## Begin GIVEN INFORMATION
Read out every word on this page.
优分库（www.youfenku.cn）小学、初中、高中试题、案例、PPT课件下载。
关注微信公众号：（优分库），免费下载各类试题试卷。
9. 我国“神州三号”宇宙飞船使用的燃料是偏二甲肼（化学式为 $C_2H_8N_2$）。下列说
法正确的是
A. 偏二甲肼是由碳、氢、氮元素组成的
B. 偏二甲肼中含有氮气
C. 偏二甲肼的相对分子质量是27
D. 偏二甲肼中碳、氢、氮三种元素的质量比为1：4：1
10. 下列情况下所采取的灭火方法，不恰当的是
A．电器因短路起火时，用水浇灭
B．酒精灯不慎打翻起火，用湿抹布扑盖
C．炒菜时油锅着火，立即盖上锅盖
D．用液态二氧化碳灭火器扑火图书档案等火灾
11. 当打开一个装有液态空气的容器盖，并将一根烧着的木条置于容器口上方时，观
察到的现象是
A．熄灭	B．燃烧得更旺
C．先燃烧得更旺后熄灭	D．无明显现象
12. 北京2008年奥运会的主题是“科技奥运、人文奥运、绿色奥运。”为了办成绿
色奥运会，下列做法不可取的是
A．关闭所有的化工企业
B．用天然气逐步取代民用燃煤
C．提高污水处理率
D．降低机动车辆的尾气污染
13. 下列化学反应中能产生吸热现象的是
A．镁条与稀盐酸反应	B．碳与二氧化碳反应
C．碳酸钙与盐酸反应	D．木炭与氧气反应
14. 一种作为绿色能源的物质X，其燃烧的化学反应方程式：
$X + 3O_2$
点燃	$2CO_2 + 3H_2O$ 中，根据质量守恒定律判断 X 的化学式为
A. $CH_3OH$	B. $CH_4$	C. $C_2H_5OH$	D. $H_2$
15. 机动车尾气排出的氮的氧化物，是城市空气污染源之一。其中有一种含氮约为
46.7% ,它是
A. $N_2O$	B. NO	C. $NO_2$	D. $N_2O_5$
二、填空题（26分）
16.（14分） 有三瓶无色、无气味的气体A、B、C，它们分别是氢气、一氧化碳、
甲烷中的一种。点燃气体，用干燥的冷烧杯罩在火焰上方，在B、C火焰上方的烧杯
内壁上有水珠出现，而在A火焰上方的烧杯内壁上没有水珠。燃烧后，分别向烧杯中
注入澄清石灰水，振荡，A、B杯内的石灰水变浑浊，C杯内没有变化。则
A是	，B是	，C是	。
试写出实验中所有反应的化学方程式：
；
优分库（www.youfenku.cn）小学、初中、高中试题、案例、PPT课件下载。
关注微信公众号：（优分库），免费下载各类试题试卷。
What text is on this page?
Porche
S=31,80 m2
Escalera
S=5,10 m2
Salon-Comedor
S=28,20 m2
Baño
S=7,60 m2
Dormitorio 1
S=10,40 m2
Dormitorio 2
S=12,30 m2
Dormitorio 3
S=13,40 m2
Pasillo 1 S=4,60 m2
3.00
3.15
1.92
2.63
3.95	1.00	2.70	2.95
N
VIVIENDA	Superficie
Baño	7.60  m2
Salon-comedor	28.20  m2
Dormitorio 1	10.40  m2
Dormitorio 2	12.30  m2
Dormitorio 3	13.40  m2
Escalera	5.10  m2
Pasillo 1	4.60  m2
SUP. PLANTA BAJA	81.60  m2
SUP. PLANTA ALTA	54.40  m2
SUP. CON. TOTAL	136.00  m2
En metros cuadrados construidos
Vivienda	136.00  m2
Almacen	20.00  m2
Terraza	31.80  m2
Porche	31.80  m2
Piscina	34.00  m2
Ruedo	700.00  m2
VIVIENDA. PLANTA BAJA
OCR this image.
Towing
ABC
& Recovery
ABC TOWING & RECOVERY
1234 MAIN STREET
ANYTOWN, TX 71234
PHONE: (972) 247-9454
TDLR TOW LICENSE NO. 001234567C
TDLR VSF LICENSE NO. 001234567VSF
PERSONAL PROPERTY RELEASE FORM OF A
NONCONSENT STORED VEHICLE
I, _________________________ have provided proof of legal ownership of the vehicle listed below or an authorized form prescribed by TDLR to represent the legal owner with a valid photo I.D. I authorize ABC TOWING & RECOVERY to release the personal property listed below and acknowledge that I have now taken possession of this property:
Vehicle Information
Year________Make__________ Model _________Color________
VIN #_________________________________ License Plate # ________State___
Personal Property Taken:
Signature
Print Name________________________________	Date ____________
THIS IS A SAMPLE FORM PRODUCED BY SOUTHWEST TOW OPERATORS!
## End GIVEN INFORMATION
Faithfully copy every entry, leaving nothing out.

Read out every word on this page.
优分库（www.youfenku.cn）小学、初中、高中试题、案例、PPT课件下载。
关注微信公众号：（优分库），免费下载各类试题试卷。
9. 我国“神州三号”宇宙飞船使用的燃料是偏二甲肼（化学式为 $C_2H_8N_2$）。下列说
法正确的是
A. 偏二甲肼是由碳、氢、氮元素组成的
B. 偏二甲肼中含有氮气
C. 偏二甲肼的相对分子质量是27
D. 偏二甲肼中碳、氢、氮三种元素的质量比为1：4：1
10. 下列情况下所采取的灭火方法，不恰当的是
A．电器因短路起火时，用水浇灭
B．酒精灯不慎打翻起火，用湿抹布扑盖
C．炒菜时油锅着火，立即盖上锅盖
D．用液态二氧化碳灭火器扑火图书档案等火灾
11. 当打开一个装有液态空气的容器盖，并将一根烧着的木条置于容器口上方时，观
察到的现象是
A．熄灭	B．燃烧得更旺
C．先燃烧得更旺后熄灭	D．无明显现象
12. 北京2008年奥运会的主题是“科技奥运、人文奥运、绿色奥运。”为了办成绿
色奥运会，下列做法不可取的是
A．关闭所有的化工企业
B．用天然气逐步取代民用燃煤
C．提高污水处理率
D．降低机动车辆的尾气污染
13. 下列化学反应中能产生吸热现象的是
A．镁条与稀盐酸反应	B．碳与二氧化碳反应
C．碳酸钙与盐酸反应	D．木炭与氧气反应
14. 一种作为绿色能源的物质X，其燃烧的化学反应方程式：
$X + 3O_2$
点燃	$2CO_2 + 3H_2O$ 中，根据质量守恒定律判断 X 的化学式为
A. $CH_3OH$	B. $CH_4$	C. $C_2H_5OH$	D. $H_2$
15. 机动车尾气排出的氮的氧化物，是城市空气污染源之一。其中有一种含氮约为
46.7% ,它是
A. $N_2O$	B. NO	C. $NO_2$	D. $N_2O_5$
二、填空题（26分）
16.（14分） 有三瓶无色、无气味的气体A、B、C，它们分别是氢气、一氧化碳、
甲烷中的一种。点燃气体，用干燥的冷烧杯罩在火焰上方，在B、C火焰上方的烧杯
内壁上有水珠出现，而在A火焰上方的烧杯内壁上没有水珠。燃烧后，分别向烧杯中
注入澄清石灰水，振荡，A、B杯内的石灰水变浑浊，C杯内没有变化。则
A是	，B是	，C是	。
试写出实验中所有反应的化学方程式：
；
优分库（www.youfenku.cn）小学、初中、高中试题、案例、PPT课件下载。
关注微信公众号：（优分库），免费下载各类试题试卷。
What text is on this page?
Porche
S=31,80 m2
Escalera
S=5,10 m2
Salon-Comedor
S=28,20 m2
Baño
S=7,60 m2
Dormitorio 1
S=10,40 m2
Dormitorio 2
S=12,30 m2
Dormitorio 3
S=13,40 m2
Pasillo 1 S=4,60 m2
3.00
3.15
1.92
2.63
3.95	1.00	2.70	2.95
N
VIVIENDA	Superficie
Baño	7.60  m2
Salon-comedor	28.20  m2
Dormitorio 1	10.40  m2
Dormitorio 2	12.30  m2
Dormitorio 3	13.40  m2
Escalera	5.10  m2
Pasillo 1	4.60  m2
SUP. PLANTA BAJA	81.60  m2
SUP. PLANTA ALTA	54.40  m2
SUP. CON. TOTAL	136.00  m2
En metros cuadrados construidos
Vivienda	136.00  m2
Almacen	20.00  m2
Terraza	31.80  m2
Porche	31.80  m2
Piscina	34.00  m2
Ruedo	700.00  m2
VIVIENDA. PLANTA BAJA
OCR this image.
Towing
ABC
& Recovery
ABC TOWING & RECOVERY
1234 MAIN STREET
ANYTOWN, TX 71234
PHONE: (972) 247-9454
TDLR TOW LICENSE NO. 001234567C
TDLR VSF LICENSE NO. 001234567VSF
PERSONAL PROPERTY RELEASE FORM OF A
NONCONSENT STORED VEHICLE
I, _________________________ have provided proof of legal ownership of the vehicle listed below or an authorized form prescribed by TDLR to represent the legal owner with a valid photo I.D. I authorize ABC TOWING & RECOVERY to release the personal property listed below and acknowledge that I have now taken possession of this property:
Vehicle Information
Year________Make__________ Model _________Color________
VIN #_________________________________ License Plate # ________State___
Personal Property Taken:
Signature
Print Name________________________________	Date ____________
THIS IS A SAMPLE FORM PRODUCED BY SOUTHWEST TOW OPERATORS!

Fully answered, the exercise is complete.